Your goal = The entries below are to be transcribed in full, without their images.
--- start of Rows ---
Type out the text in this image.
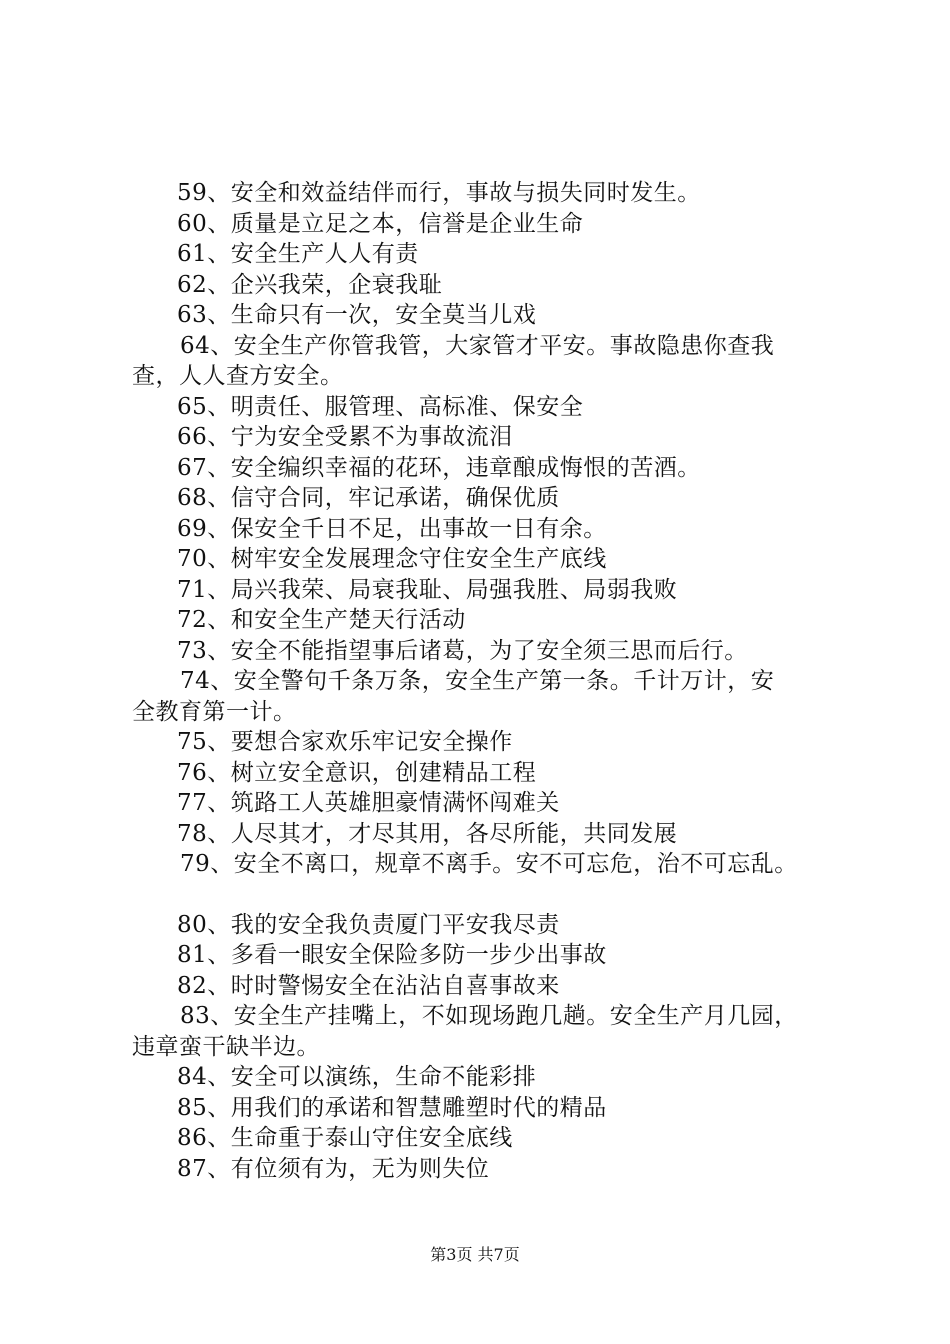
59、安全和效益结伴而行，事故与损失同时发生。
60、质量是立足之本，信誉是企业生命
61、安全生产人人有责
62、企兴我荣，企衰我耻
63、生命只有一次，安全莫当儿戏
64、安全生产你管我管，大家管才平安。事故隐患你查我
查，人人查方安全。
65、明责任、服管理、高标准、保安全
66、宁为安全受累不为事故流泪
67、安全编织幸福的花环，违章酿成悔恨的苦酒。
68、信守合同，牢记承诺，确保优质
69、保安全千日不足，出事故一日有余。
70、树牢安全发展理念守住安全生产底线
71、局兴我荣、局衰我耻、局强我胜、局弱我败
72、和安全生产楚天行活动
73、安全不能指望事后诸葛，为了安全须三思而后行。
74、安全警句千条万条，安全生产第一条。千计万计，安
全教育第一计。
75、要想合家欢乐牢记安全操作
76、树立安全意识，创建精品工程
77、筑路工人英雄胆豪情满怀闯难关
78、人尽其才，才尽其用，各尽所能，共同发展
79、安全不离口，规章不离手。安不可忘危，治不可忘乱。
80、我的安全我负责厦门平安我尽责
81、多看一眼安全保险多防一步少出事故
82、时时警惕安全在沾沾自喜事故来
83、安全生产挂嘴上，不如现场跑几趟。安全生产月几园，
违章蛮干缺半边。
84、安全可以演练，生命不能彩排
85、用我们的承诺和智慧雕塑时代的精品
86、生命重于泰山守住安全底线
87、有位须有为，无为则失位
第3页 共7页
--- end of Rows ---
Exercise output =
Type out the text in this image.
59、安全和效益结伴而行，事故与损失同时发生。
60、质量是立足之本，信誉是企业生命
61、安全生产人人有责
62、企兴我荣，企衰我耻
63、生命只有一次，安全莫当儿戏
64、安全生产你管我管，大家管才平安。事故隐患你查我
查，人人查方安全。
65、明责任、服管理、高标准、保安全
66、宁为安全受累不为事故流泪
67、安全编织幸福的花环，违章酿成悔恨的苦酒。
68、信守合同，牢记承诺，确保优质
69、保安全千日不足，出事故一日有余。
70、树牢安全发展理念守住安全生产底线
71、局兴我荣、局衰我耻、局强我胜、局弱我败
72、和安全生产楚天行活动
73、安全不能指望事后诸葛，为了安全须三思而后行。
74、安全警句千条万条，安全生产第一条。千计万计，安
全教育第一计。
75、要想合家欢乐牢记安全操作
76、树立安全意识，创建精品工程
77、筑路工人英雄胆豪情满怀闯难关
78、人尽其才，才尽其用，各尽所能，共同发展
79、安全不离口，规章不离手。安不可忘危，治不可忘乱。
80、我的安全我负责厦门平安我尽责
81、多看一眼安全保险多防一步少出事故
82、时时警惕安全在沾沾自喜事故来
83、安全生产挂嘴上，不如现场跑几趟。安全生产月几园，
违章蛮干缺半边。
84、安全可以演练，生命不能彩排
85、用我们的承诺和智慧雕塑时代的精品
86、生命重于泰山守住安全底线
87、有位须有为，无为则失位
第3页 共7页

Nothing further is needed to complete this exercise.